**WHAT THE TASK REQUIRES**
Copy each line of the data below exactly, leaving out pictures.

%%

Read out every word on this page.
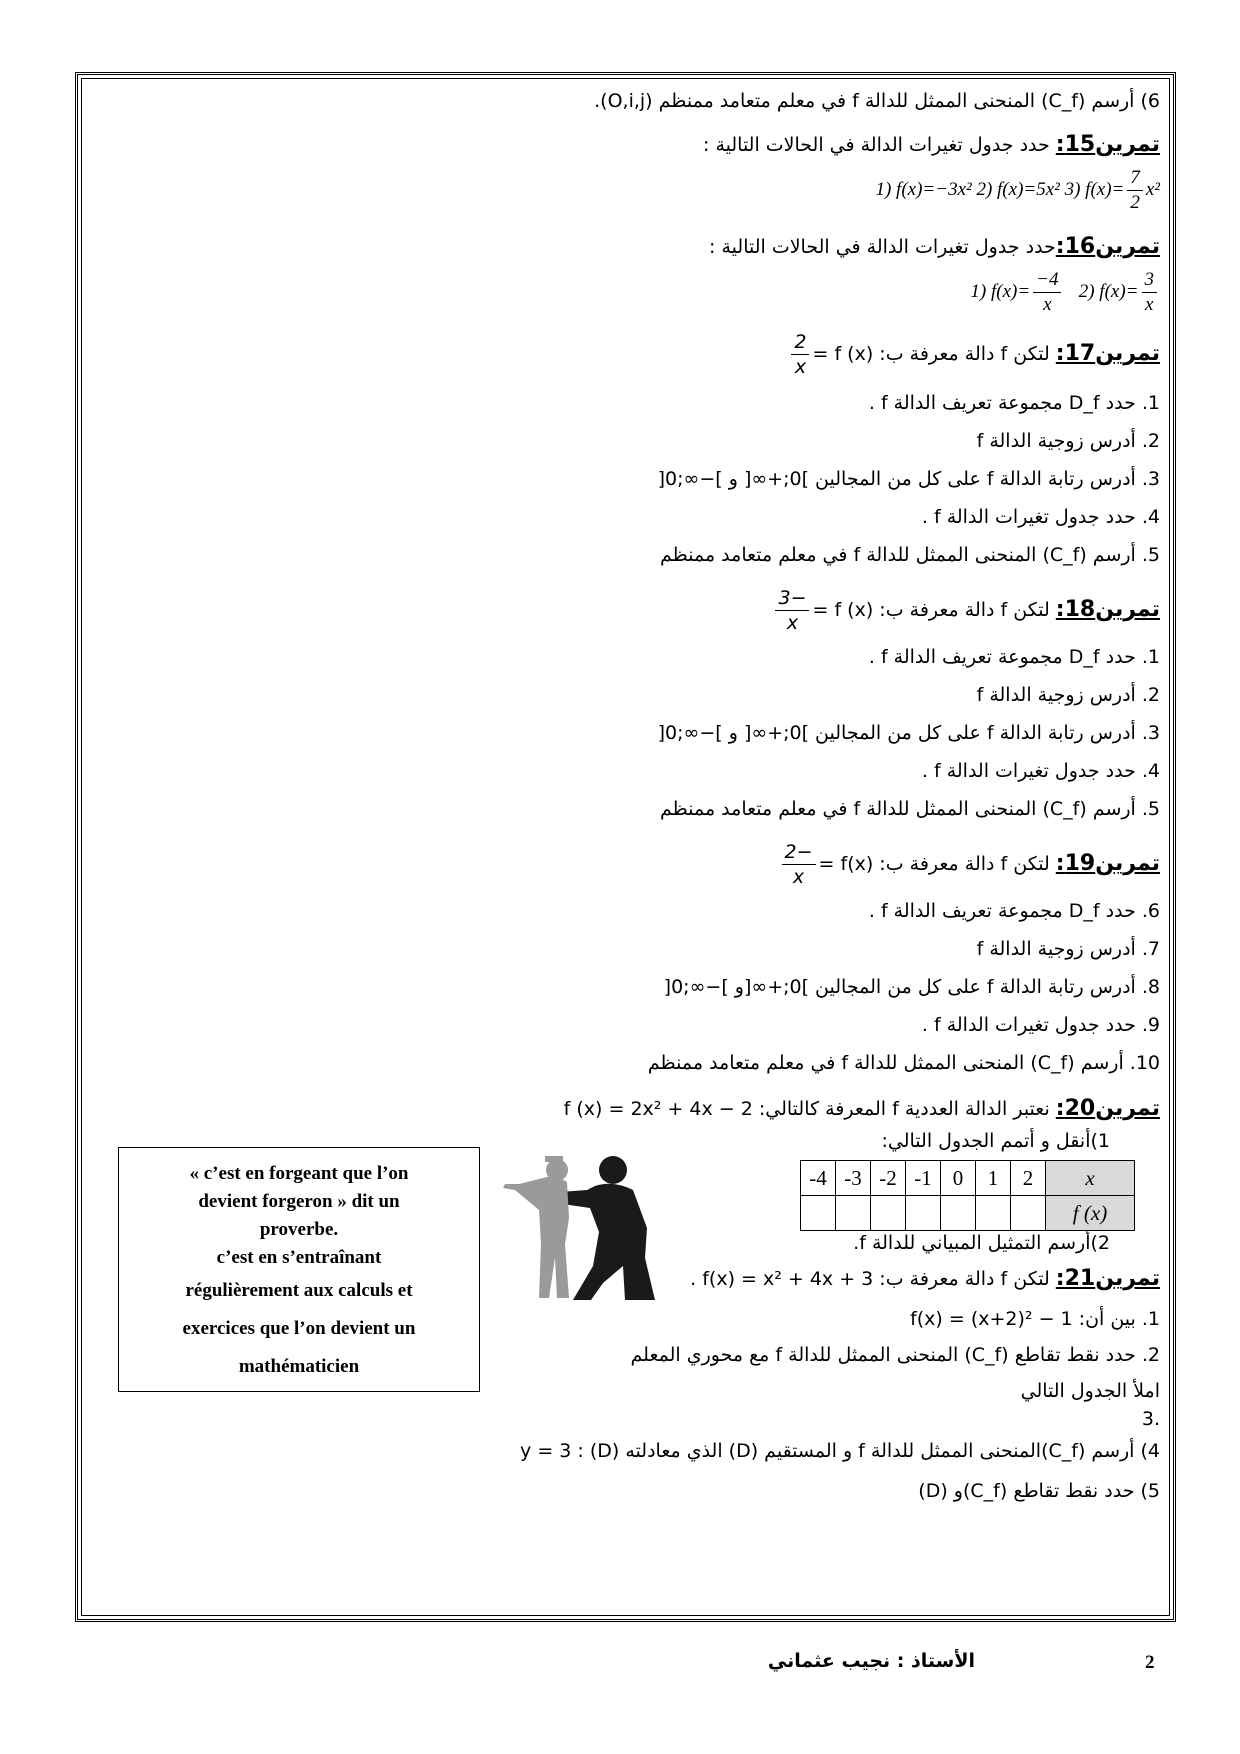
6) أرسم (C_f) المنحنى الممثل للدالة f في معلم متعامد ممنظم (O,i,j).
تمرين15: حدد جدول تغيرات الدالة في الحالات التالية :
1) f(x)=−3x² 2) f(x)=5x² 3) $f(x)= \frac{7}{2} x^2$
تمرين16:حدد جدول تغيرات الدالة في الحالات التالية :
1) $f(x)= \frac{-4}{x} 2$) $f(x)= \frac{3}{x}$
تمرين17: لتكن f دالة معرفة ب: f (x) =
$\frac{2}{x}$
1. حدد D_f مجموعة تعريف الدالة f .
2. أدرس زوجية الدالة f
3. أدرس رتابة الدالة f على كل من المجالين ]0;+∞[ و ]−∞;0[
4. حدد جدول تغيرات الدالة f .
5. أرسم (C_f) المنحنى الممثل للدالة f في معلم متعامد ممنظم
تمرين18: لتكن f دالة معرفة ب: f (x) =
$\frac{-3}{x}$
1. حدد D_f مجموعة تعريف الدالة f .
2. أدرس زوجية الدالة f
3. أدرس رتابة الدالة f على كل من المجالين ]0;+∞[ و ]−∞;0[
4. حدد جدول تغيرات الدالة f .
5. أرسم (C_f) المنحنى الممثل للدالة f في معلم متعامد ممنظم
تمرين19: لتكن f دالة معرفة ب: f(x) =
$\frac{-2}{x}$
6. حدد D_f مجموعة تعريف الدالة f .
7. أدرس زوجية الدالة f
8. أدرس رتابة الدالة f على كل من المجالين ]0;+∞[و ]−∞;0[
9. حدد جدول تغيرات الدالة f .
10. أرسم (C_f) المنحنى الممثل للدالة f في معلم متعامد ممنظم
تمرين20: نعتبر الدالة العددية f المعرفة كالتالي: f (x) = 2x² + 4x − 2
1)أنقل و أتمم الجدول التالي:
2)أرسم التمثيل المبياني للدالة f.
تمرين21: لتكن f دالة معرفة ب: f(x) = x² + 4x + 3 .
1. بين أن: f(x) = (x+2)² − 1
2. حدد نقط تقاطع (C_f) المنحنى الممثل للدالة f مع محوري المعلم
املأ الجدول التالي
.3
4) أرسم (C_f)المنحنى الممثل للدالة f و المستقيم (D) الذي معادلته (D) : y = 3
5) حدد نقط تقاطع (C_f)و (D)
-4	-3	-2	-1	0	1	2	x
							f (x)
« c’est en forgeant que l’on
devient forgeron » dit un
proverbe.
c’est en s’entraînant
régulièrement aux calculs et
exercices que l’on devient un
mathématicien
الأستاذ : نجيب عثماني	2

%%

**CORRECT ANSWER**
Read out every word on this page.
6) أرسم (C_f) المنحنى الممثل للدالة f في معلم متعامد ممنظم (O,i,j).
تمرين15: حدد جدول تغيرات الدالة في الحالات التالية :
1) f(x)=−3x² 2) f(x)=5x² 3) $f(x)= \frac{7}{2} x^2$
تمرين16:حدد جدول تغيرات الدالة في الحالات التالية :
1) $f(x)= \frac{-4}{x} 2$) $f(x)= \frac{3}{x}$
تمرين17: لتكن f دالة معرفة ب: f (x) =
$\frac{2}{x}$
1. حدد D_f مجموعة تعريف الدالة f .
2. أدرس زوجية الدالة f
3. أدرس رتابة الدالة f على كل من المجالين ]0;+∞[ و ]−∞;0[
4. حدد جدول تغيرات الدالة f .
5. أرسم (C_f) المنحنى الممثل للدالة f في معلم متعامد ممنظم
تمرين18: لتكن f دالة معرفة ب: f (x) =
$\frac{-3}{x}$
1. حدد D_f مجموعة تعريف الدالة f .
2. أدرس زوجية الدالة f
3. أدرس رتابة الدالة f على كل من المجالين ]0;+∞[ و ]−∞;0[
4. حدد جدول تغيرات الدالة f .
5. أرسم (C_f) المنحنى الممثل للدالة f في معلم متعامد ممنظم
تمرين19: لتكن f دالة معرفة ب: f(x) =
$\frac{-2}{x}$
6. حدد D_f مجموعة تعريف الدالة f .
7. أدرس زوجية الدالة f
8. أدرس رتابة الدالة f على كل من المجالين ]0;+∞[و ]−∞;0[
9. حدد جدول تغيرات الدالة f .
10. أرسم (C_f) المنحنى الممثل للدالة f في معلم متعامد ممنظم
تمرين20: نعتبر الدالة العددية f المعرفة كالتالي: f (x) = 2x² + 4x − 2
1)أنقل و أتمم الجدول التالي:
2)أرسم التمثيل المبياني للدالة f.
تمرين21: لتكن f دالة معرفة ب: f(x) = x² + 4x + 3 .
1. بين أن: f(x) = (x+2)² − 1
2. حدد نقط تقاطع (C_f) المنحنى الممثل للدالة f مع محوري المعلم
املأ الجدول التالي
.3
4) أرسم (C_f)المنحنى الممثل للدالة f و المستقيم (D) الذي معادلته (D) : y = 3
5) حدد نقط تقاطع (C_f)و (D)
-4	-3	-2	-1	0	1	2	x
							f (x)
« c’est en forgeant que l’on
devient forgeron » dit un
proverbe.
c’est en s’entraînant
régulièrement aux calculs et
exercices que l’on devient un
mathématicien
الأستاذ : نجيب عثماني	2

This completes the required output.